» What to produce
Write out the entire listing below exactly as it appears, minus any pictures.

Source records:
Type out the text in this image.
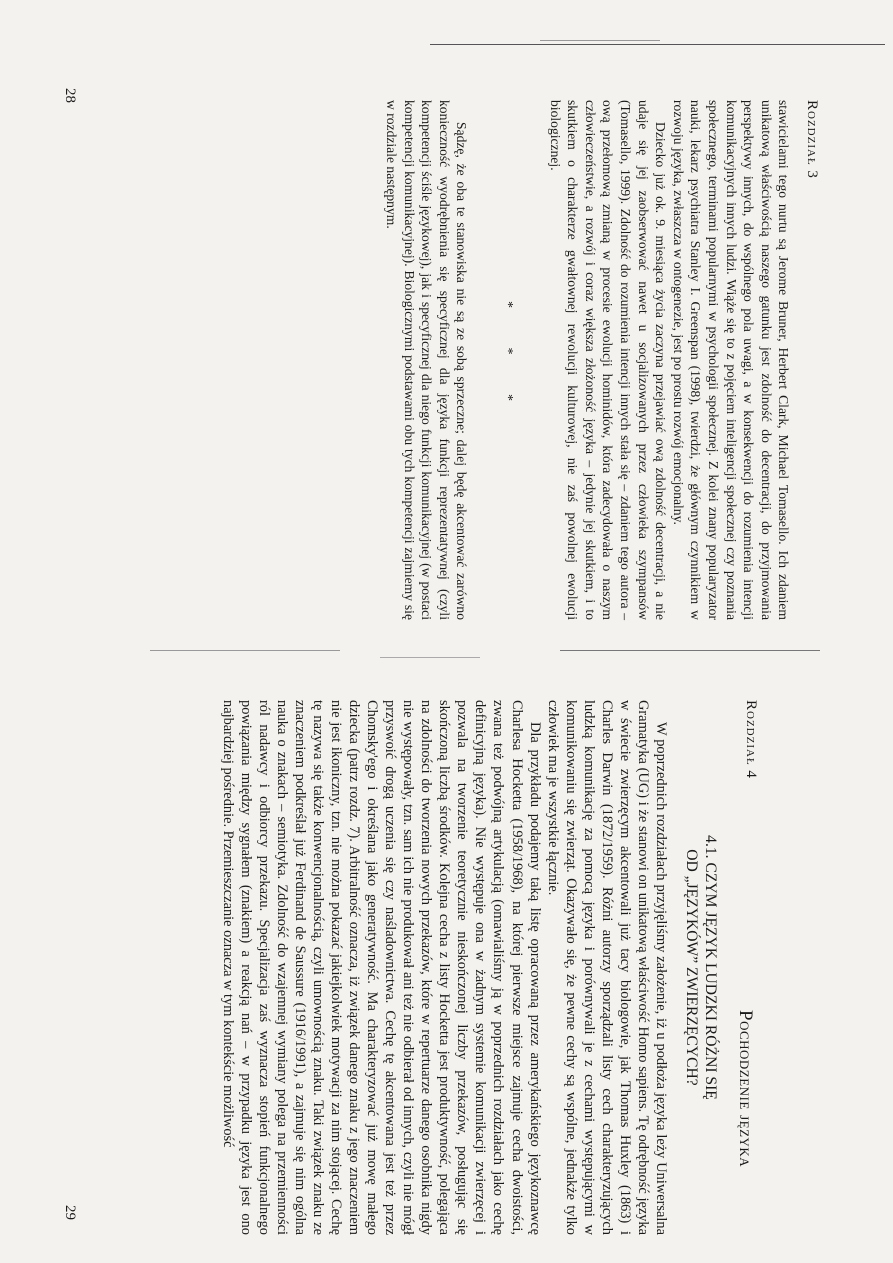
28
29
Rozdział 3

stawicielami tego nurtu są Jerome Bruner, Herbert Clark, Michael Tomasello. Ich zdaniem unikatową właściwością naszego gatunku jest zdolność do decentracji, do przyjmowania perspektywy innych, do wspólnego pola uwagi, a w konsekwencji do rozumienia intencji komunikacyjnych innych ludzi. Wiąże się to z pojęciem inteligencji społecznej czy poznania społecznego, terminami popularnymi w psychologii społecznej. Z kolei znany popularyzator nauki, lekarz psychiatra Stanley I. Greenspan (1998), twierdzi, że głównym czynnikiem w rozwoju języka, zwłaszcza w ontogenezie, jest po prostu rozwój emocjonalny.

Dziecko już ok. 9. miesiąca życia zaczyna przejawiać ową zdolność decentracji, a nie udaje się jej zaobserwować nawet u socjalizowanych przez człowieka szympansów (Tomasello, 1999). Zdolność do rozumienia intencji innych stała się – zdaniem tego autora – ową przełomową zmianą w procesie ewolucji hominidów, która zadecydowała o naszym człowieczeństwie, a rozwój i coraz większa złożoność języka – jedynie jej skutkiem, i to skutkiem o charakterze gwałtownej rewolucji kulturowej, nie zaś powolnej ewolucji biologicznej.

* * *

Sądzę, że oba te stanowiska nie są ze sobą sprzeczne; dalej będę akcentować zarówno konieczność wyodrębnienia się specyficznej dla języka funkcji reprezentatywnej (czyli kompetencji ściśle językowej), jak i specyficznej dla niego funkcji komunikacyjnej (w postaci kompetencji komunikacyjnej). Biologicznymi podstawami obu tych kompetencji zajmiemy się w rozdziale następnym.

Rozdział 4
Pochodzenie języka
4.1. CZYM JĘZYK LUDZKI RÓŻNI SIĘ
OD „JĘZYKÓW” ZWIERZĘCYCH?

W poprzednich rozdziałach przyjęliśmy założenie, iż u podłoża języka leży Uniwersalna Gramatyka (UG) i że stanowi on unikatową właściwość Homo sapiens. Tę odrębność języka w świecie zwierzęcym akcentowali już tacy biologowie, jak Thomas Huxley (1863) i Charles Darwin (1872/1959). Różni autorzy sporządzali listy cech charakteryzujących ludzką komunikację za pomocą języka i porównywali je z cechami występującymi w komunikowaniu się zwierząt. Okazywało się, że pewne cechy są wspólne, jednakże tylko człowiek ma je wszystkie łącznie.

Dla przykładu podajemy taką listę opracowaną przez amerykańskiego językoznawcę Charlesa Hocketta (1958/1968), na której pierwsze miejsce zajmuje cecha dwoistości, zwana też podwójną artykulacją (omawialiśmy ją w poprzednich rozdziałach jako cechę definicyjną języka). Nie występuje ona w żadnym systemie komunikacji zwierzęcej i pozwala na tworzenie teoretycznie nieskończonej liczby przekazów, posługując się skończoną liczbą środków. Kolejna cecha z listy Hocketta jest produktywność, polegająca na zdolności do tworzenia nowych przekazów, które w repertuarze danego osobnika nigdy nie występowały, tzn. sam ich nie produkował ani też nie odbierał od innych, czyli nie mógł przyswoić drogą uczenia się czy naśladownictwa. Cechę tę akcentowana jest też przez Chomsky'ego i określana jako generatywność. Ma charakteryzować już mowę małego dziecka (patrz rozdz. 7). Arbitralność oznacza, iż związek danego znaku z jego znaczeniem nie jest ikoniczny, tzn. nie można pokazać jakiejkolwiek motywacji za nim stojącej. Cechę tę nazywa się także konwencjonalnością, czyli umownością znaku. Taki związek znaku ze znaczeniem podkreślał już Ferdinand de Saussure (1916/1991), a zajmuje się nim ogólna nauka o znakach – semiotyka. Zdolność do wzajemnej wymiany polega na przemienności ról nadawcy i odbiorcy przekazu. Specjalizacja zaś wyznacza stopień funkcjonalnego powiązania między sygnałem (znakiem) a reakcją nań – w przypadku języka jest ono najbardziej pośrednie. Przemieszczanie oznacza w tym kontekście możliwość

» Task output
Type out the text in this image.
28
29
Rozdział 3

stawicielami tego nurtu są Jerome Bruner, Herbert Clark, Michael Tomasello. Ich zdaniem unikatową właściwością naszego gatunku jest zdolność do decentracji, do przyjmowania perspektywy innych, do wspólnego pola uwagi, a w konsekwencji do rozumienia intencji komunikacyjnych innych ludzi. Wiąże się to z pojęciem inteligencji społecznej czy poznania społecznego, terminami popularnymi w psychologii społecznej. Z kolei znany popularyzator nauki, lekarz psychiatra Stanley I. Greenspan (1998), twierdzi, że głównym czynnikiem w rozwoju języka, zwłaszcza w ontogenezie, jest po prostu rozwój emocjonalny.

Dziecko już ok. 9. miesiąca życia zaczyna przejawiać ową zdolność decentracji, a nie udaje się jej zaobserwować nawet u socjalizowanych przez człowieka szympansów (Tomasello, 1999). Zdolność do rozumienia intencji innych stała się – zdaniem tego autora – ową przełomową zmianą w procesie ewolucji hominidów, która zadecydowała o naszym człowieczeństwie, a rozwój i coraz większa złożoność języka – jedynie jej skutkiem, i to skutkiem o charakterze gwałtownej rewolucji kulturowej, nie zaś powolnej ewolucji biologicznej.

* * *

Sądzę, że oba te stanowiska nie są ze sobą sprzeczne; dalej będę akcentować zarówno konieczność wyodrębnienia się specyficznej dla języka funkcji reprezentatywnej (czyli kompetencji ściśle językowej), jak i specyficznej dla niego funkcji komunikacyjnej (w postaci kompetencji komunikacyjnej). Biologicznymi podstawami obu tych kompetencji zajmiemy się w rozdziale następnym.

Rozdział 4
Pochodzenie języka
4.1. CZYM JĘZYK LUDZKI RÓŻNI SIĘ
OD „JĘZYKÓW” ZWIERZĘCYCH?

W poprzednich rozdziałach przyjęliśmy założenie, iż u podłoża języka leży Uniwersalna Gramatyka (UG) i że stanowi on unikatową właściwość Homo sapiens. Tę odrębność języka w świecie zwierzęcym akcentowali już tacy biologowie, jak Thomas Huxley (1863) i Charles Darwin (1872/1959). Różni autorzy sporządzali listy cech charakteryzujących ludzką komunikację za pomocą języka i porównywali je z cechami występującymi w komunikowaniu się zwierząt. Okazywało się, że pewne cechy są wspólne, jednakże tylko człowiek ma je wszystkie łącznie.

Dla przykładu podajemy taką listę opracowaną przez amerykańskiego językoznawcę Charlesa Hocketta (1958/1968), na której pierwsze miejsce zajmuje cecha dwoistości, zwana też podwójną artykulacją (omawialiśmy ją w poprzednich rozdziałach jako cechę definicyjną języka). Nie występuje ona w żadnym systemie komunikacji zwierzęcej i pozwala na tworzenie teoretycznie nieskończonej liczby przekazów, posługując się skończoną liczbą środków. Kolejna cecha z listy Hocketta jest produktywność, polegająca na zdolności do tworzenia nowych przekazów, które w repertuarze danego osobnika nigdy nie występowały, tzn. sam ich nie produkował ani też nie odbierał od innych, czyli nie mógł przyswoić drogą uczenia się czy naśladownictwa. Cechę tę akcentowana jest też przez Chomsky'ego i określana jako generatywność. Ma charakteryzować już mowę małego dziecka (patrz rozdz. 7). Arbitralność oznacza, iż związek danego znaku z jego znaczeniem nie jest ikoniczny, tzn. nie można pokazać jakiejkolwiek motywacji za nim stojącej. Cechę tę nazywa się także konwencjonalnością, czyli umownością znaku. Taki związek znaku ze znaczeniem podkreślał już Ferdinand de Saussure (1916/1991), a zajmuje się nim ogólna nauka o znakach – semiotyka. Zdolność do wzajemnej wymiany polega na przemienności ról nadawcy i odbiorcy przekazu. Specjalizacja zaś wyznacza stopień funkcjonalnego powiązania między sygnałem (znakiem) a reakcją nań – w przypadku języka jest ono najbardziej pośrednie. Przemieszczanie oznacza w tym kontekście możliwość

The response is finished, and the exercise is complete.